• _WHAT IS NEEDED_:
For the entries that follow, state how many lines include the word "name", giving the number and nothing else.

• _PROVIDED DATA_:

◆ ◆ ◆

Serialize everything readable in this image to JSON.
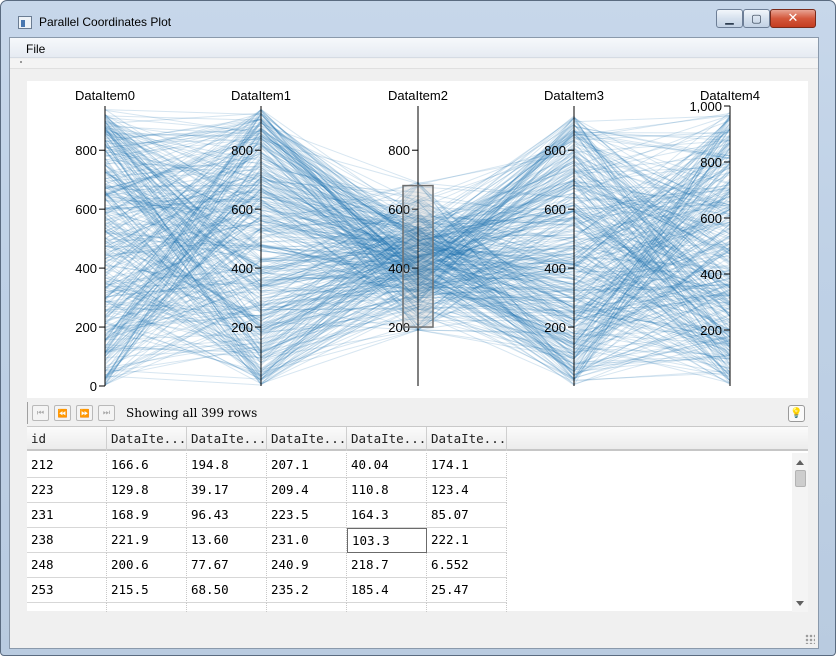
{
  "window": {
    "title": "Parallel Coordinates Plot",
    "icons": {
      "app": "app-window-icon",
      "minimize": "minimize-icon",
      "maximize": "maximize-icon",
      "close": "close-icon"
    }
  },
  "menu": {
    "items": [
      "File"
    ]
  },
  "chart_data": {
    "type": "parallel-coordinates",
    "line_color": "#1f77b4",
    "brush_color": "#888888",
    "axes": [
      {
        "label": "DataItem0",
        "range": [
          0,
          950
        ],
        "ticks": [
          0,
          200,
          400,
          600,
          800
        ],
        "tick_labels": [
          "0",
          "200",
          "400",
          "600",
          "800"
        ]
      },
      {
        "label": "DataItem1",
        "range": [
          0,
          950
        ],
        "ticks": [
          200,
          400,
          600,
          800
        ],
        "tick_labels": [
          "200",
          "400",
          "600",
          "800"
        ]
      },
      {
        "label": "DataItem2",
        "range": [
          0,
          950
        ],
        "ticks": [
          200,
          400,
          600,
          800
        ],
        "tick_labels": [
          "200",
          "400",
          "600",
          "800"
        ],
        "brush": [
          200,
          680
        ]
      },
      {
        "label": "DataItem3",
        "range": [
          0,
          950
        ],
        "ticks": [
          200,
          400,
          600,
          800
        ],
        "tick_labels": [
          "200",
          "400",
          "600",
          "800"
        ]
      },
      {
        "label": "DataItem4",
        "range": [
          0,
          1000
        ],
        "ticks": [
          200,
          400,
          600,
          800,
          1000
        ],
        "tick_labels": [
          "200",
          "400",
          "600",
          "800",
          "1,000"
        ]
      }
    ],
    "line_count": 399
  },
  "pager": {
    "status": "Showing all 399 rows",
    "buttons": [
      "first-page",
      "previous-page",
      "next-page",
      "last-page"
    ],
    "first_icon": "⏮",
    "prev_icon": "⏪",
    "next_icon": "⏩",
    "last_icon": "⏭",
    "bulb_icon": "💡"
  },
  "table": {
    "columns": [
      "id",
      "DataIte...",
      "DataIte...",
      "DataIte...",
      "DataIte...",
      "DataIte..."
    ],
    "rows": [
      [
        "212",
        "166.6",
        "194.8",
        "207.1",
        "40.04",
        "174.1"
      ],
      [
        "223",
        "129.8",
        "39.17",
        "209.4",
        "110.8",
        "123.4"
      ],
      [
        "231",
        "168.9",
        "96.43",
        "223.5",
        "164.3",
        "85.07"
      ],
      [
        "238",
        "221.9",
        "13.60",
        "231.0",
        "103.3",
        "222.1"
      ],
      [
        "248",
        "200.6",
        "77.67",
        "240.9",
        "218.7",
        "6.552"
      ],
      [
        "253",
        "215.5",
        "68.50",
        "235.2",
        "185.4",
        "25.47"
      ],
      [
        "",
        "",
        "",
        "",
        "",
        ""
      ]
    ]
  }
}
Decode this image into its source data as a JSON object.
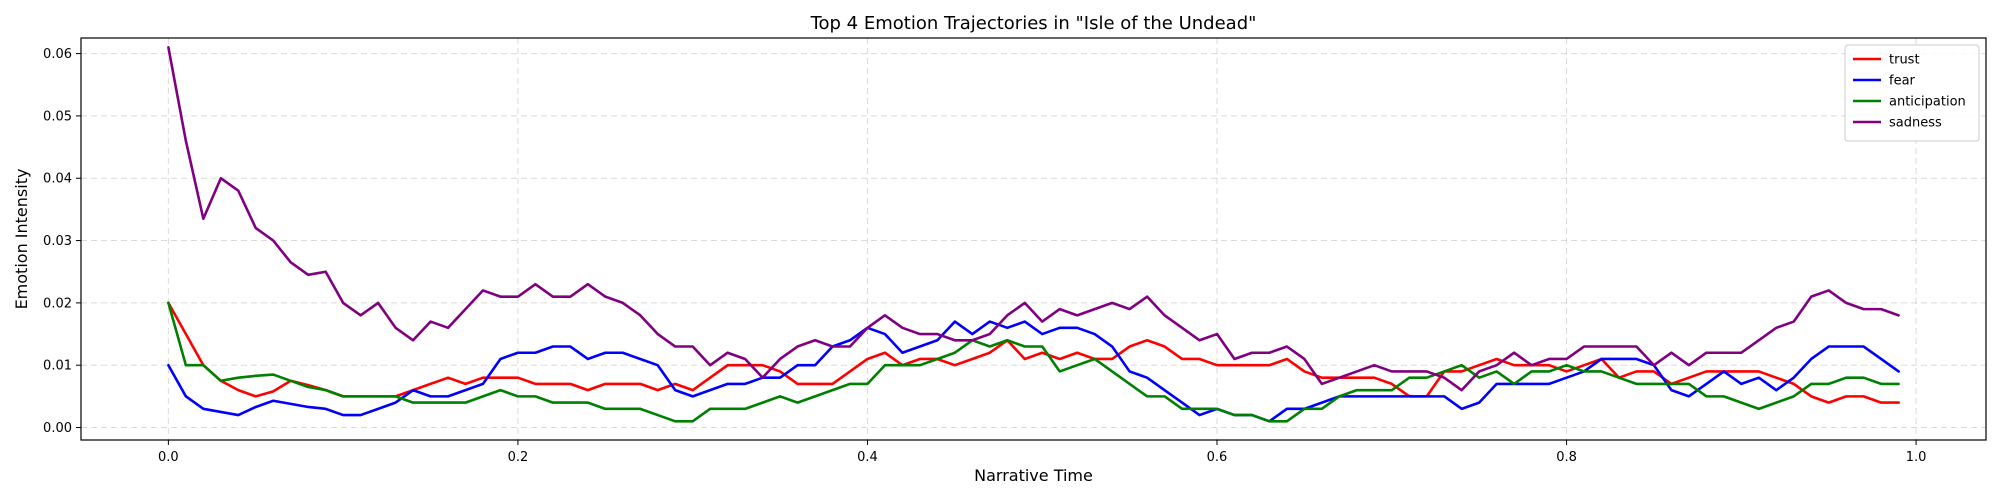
{
  "chart_data": {
    "type": "line",
    "title": "Top 4 Emotion Trajectories in \"Isle of the Undead\"",
    "xlabel": "Narrative Time",
    "ylabel": "Emotion Intensity",
    "xlim": [
      -0.05,
      1.04
    ],
    "ylim": [
      -0.002,
      0.0625
    ],
    "xticks": [
      0.0,
      0.2,
      0.4,
      0.6,
      0.8,
      1.0
    ],
    "xtick_labels": [
      "0.0",
      "0.2",
      "0.4",
      "0.6",
      "0.8",
      "1.0"
    ],
    "yticks": [
      0.0,
      0.01,
      0.02,
      0.03,
      0.04,
      0.05,
      0.06
    ],
    "ytick_labels": [
      "0.00",
      "0.01",
      "0.02",
      "0.03",
      "0.04",
      "0.05",
      "0.06"
    ],
    "grid": true,
    "legend_position": "top-right",
    "x": [
      0.0,
      0.01,
      0.02,
      0.03,
      0.04,
      0.05,
      0.06,
      0.07,
      0.08,
      0.09,
      0.1,
      0.11,
      0.12,
      0.13,
      0.14,
      0.15,
      0.16,
      0.17,
      0.18,
      0.19,
      0.2,
      0.21,
      0.22,
      0.23,
      0.24,
      0.25,
      0.26,
      0.27,
      0.28,
      0.29,
      0.3,
      0.31,
      0.32,
      0.33,
      0.34,
      0.35,
      0.36,
      0.37,
      0.38,
      0.39,
      0.4,
      0.41,
      0.42,
      0.43,
      0.44,
      0.45,
      0.46,
      0.47,
      0.48,
      0.49,
      0.5,
      0.51,
      0.52,
      0.53,
      0.54,
      0.55,
      0.56,
      0.57,
      0.58,
      0.59,
      0.6,
      0.61,
      0.62,
      0.63,
      0.64,
      0.65,
      0.66,
      0.67,
      0.68,
      0.69,
      0.7,
      0.71,
      0.72,
      0.73,
      0.74,
      0.75,
      0.76,
      0.77,
      0.78,
      0.79,
      0.8,
      0.81,
      0.82,
      0.83,
      0.84,
      0.85,
      0.86,
      0.87,
      0.88,
      0.89,
      0.9,
      0.91,
      0.92,
      0.93,
      0.94,
      0.95,
      0.96,
      0.97,
      0.98,
      0.99
    ],
    "series": [
      {
        "name": "trust",
        "color": "#ff0000",
        "values": [
          0.02,
          0.015,
          0.01,
          0.0075,
          0.006,
          0.005,
          0.0058,
          0.0075,
          0.0068,
          0.006,
          0.005,
          0.005,
          0.005,
          0.005,
          0.006,
          0.007,
          0.008,
          0.007,
          0.008,
          0.008,
          0.008,
          0.007,
          0.007,
          0.007,
          0.006,
          0.007,
          0.007,
          0.007,
          0.006,
          0.007,
          0.006,
          0.008,
          0.01,
          0.01,
          0.01,
          0.009,
          0.007,
          0.007,
          0.007,
          0.009,
          0.011,
          0.012,
          0.01,
          0.011,
          0.011,
          0.01,
          0.011,
          0.012,
          0.014,
          0.011,
          0.012,
          0.011,
          0.012,
          0.011,
          0.011,
          0.013,
          0.014,
          0.013,
          0.011,
          0.011,
          0.01,
          0.01,
          0.01,
          0.01,
          0.011,
          0.009,
          0.008,
          0.008,
          0.008,
          0.008,
          0.007,
          0.005,
          0.005,
          0.009,
          0.009,
          0.01,
          0.011,
          0.01,
          0.01,
          0.01,
          0.009,
          0.01,
          0.011,
          0.008,
          0.009,
          0.009,
          0.007,
          0.008,
          0.009,
          0.009,
          0.009,
          0.009,
          0.008,
          0.007,
          0.005,
          0.004,
          0.005,
          0.005,
          0.004,
          0.004
        ]
      },
      {
        "name": "fear",
        "color": "#0000ff",
        "values": [
          0.01,
          0.005,
          0.003,
          0.0025,
          0.002,
          0.0033,
          0.0043,
          0.0038,
          0.0033,
          0.003,
          0.002,
          0.002,
          0.003,
          0.004,
          0.006,
          0.005,
          0.005,
          0.006,
          0.007,
          0.011,
          0.012,
          0.012,
          0.013,
          0.013,
          0.011,
          0.012,
          0.012,
          0.011,
          0.01,
          0.006,
          0.005,
          0.006,
          0.007,
          0.007,
          0.008,
          0.008,
          0.01,
          0.01,
          0.013,
          0.014,
          0.016,
          0.015,
          0.012,
          0.013,
          0.014,
          0.017,
          0.015,
          0.017,
          0.016,
          0.017,
          0.015,
          0.016,
          0.016,
          0.015,
          0.013,
          0.009,
          0.008,
          0.006,
          0.004,
          0.002,
          0.003,
          0.002,
          0.002,
          0.001,
          0.003,
          0.003,
          0.004,
          0.005,
          0.005,
          0.005,
          0.005,
          0.005,
          0.005,
          0.005,
          0.003,
          0.004,
          0.007,
          0.007,
          0.007,
          0.007,
          0.008,
          0.009,
          0.011,
          0.011,
          0.011,
          0.01,
          0.006,
          0.005,
          0.007,
          0.009,
          0.007,
          0.008,
          0.006,
          0.008,
          0.011,
          0.013,
          0.013,
          0.013,
          0.011,
          0.009
        ]
      },
      {
        "name": "anticipation",
        "color": "#008000",
        "values": [
          0.02,
          0.01,
          0.01,
          0.0075,
          0.008,
          0.0083,
          0.0085,
          0.0075,
          0.0065,
          0.006,
          0.005,
          0.005,
          0.005,
          0.005,
          0.004,
          0.004,
          0.004,
          0.004,
          0.005,
          0.006,
          0.005,
          0.005,
          0.004,
          0.004,
          0.004,
          0.003,
          0.003,
          0.003,
          0.002,
          0.001,
          0.001,
          0.003,
          0.003,
          0.003,
          0.004,
          0.005,
          0.004,
          0.005,
          0.006,
          0.007,
          0.007,
          0.01,
          0.01,
          0.01,
          0.011,
          0.012,
          0.014,
          0.013,
          0.014,
          0.013,
          0.013,
          0.009,
          0.01,
          0.011,
          0.009,
          0.007,
          0.005,
          0.005,
          0.003,
          0.003,
          0.003,
          0.002,
          0.002,
          0.001,
          0.001,
          0.003,
          0.003,
          0.005,
          0.006,
          0.006,
          0.006,
          0.008,
          0.008,
          0.009,
          0.01,
          0.008,
          0.009,
          0.007,
          0.009,
          0.009,
          0.01,
          0.009,
          0.009,
          0.008,
          0.007,
          0.007,
          0.007,
          0.007,
          0.005,
          0.005,
          0.004,
          0.003,
          0.004,
          0.005,
          0.007,
          0.007,
          0.008,
          0.008,
          0.007,
          0.007
        ]
      },
      {
        "name": "sadness",
        "color": "#800080",
        "values": [
          0.061,
          0.046,
          0.0335,
          0.04,
          0.038,
          0.032,
          0.03,
          0.0265,
          0.0245,
          0.025,
          0.02,
          0.018,
          0.02,
          0.016,
          0.014,
          0.017,
          0.016,
          0.019,
          0.022,
          0.021,
          0.021,
          0.023,
          0.021,
          0.021,
          0.023,
          0.021,
          0.02,
          0.018,
          0.015,
          0.013,
          0.013,
          0.01,
          0.012,
          0.011,
          0.008,
          0.011,
          0.013,
          0.014,
          0.013,
          0.013,
          0.016,
          0.018,
          0.016,
          0.015,
          0.015,
          0.014,
          0.014,
          0.015,
          0.018,
          0.02,
          0.017,
          0.019,
          0.018,
          0.019,
          0.02,
          0.019,
          0.021,
          0.018,
          0.016,
          0.014,
          0.015,
          0.011,
          0.012,
          0.012,
          0.013,
          0.011,
          0.007,
          0.008,
          0.009,
          0.01,
          0.009,
          0.009,
          0.009,
          0.008,
          0.006,
          0.009,
          0.01,
          0.012,
          0.01,
          0.011,
          0.011,
          0.013,
          0.013,
          0.013,
          0.013,
          0.01,
          0.012,
          0.01,
          0.012,
          0.012,
          0.012,
          0.014,
          0.016,
          0.017,
          0.021,
          0.022,
          0.02,
          0.019,
          0.019,
          0.018
        ]
      }
    ]
  }
}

◆ ◆ ◆

• _WORKED SOLUTION_:
4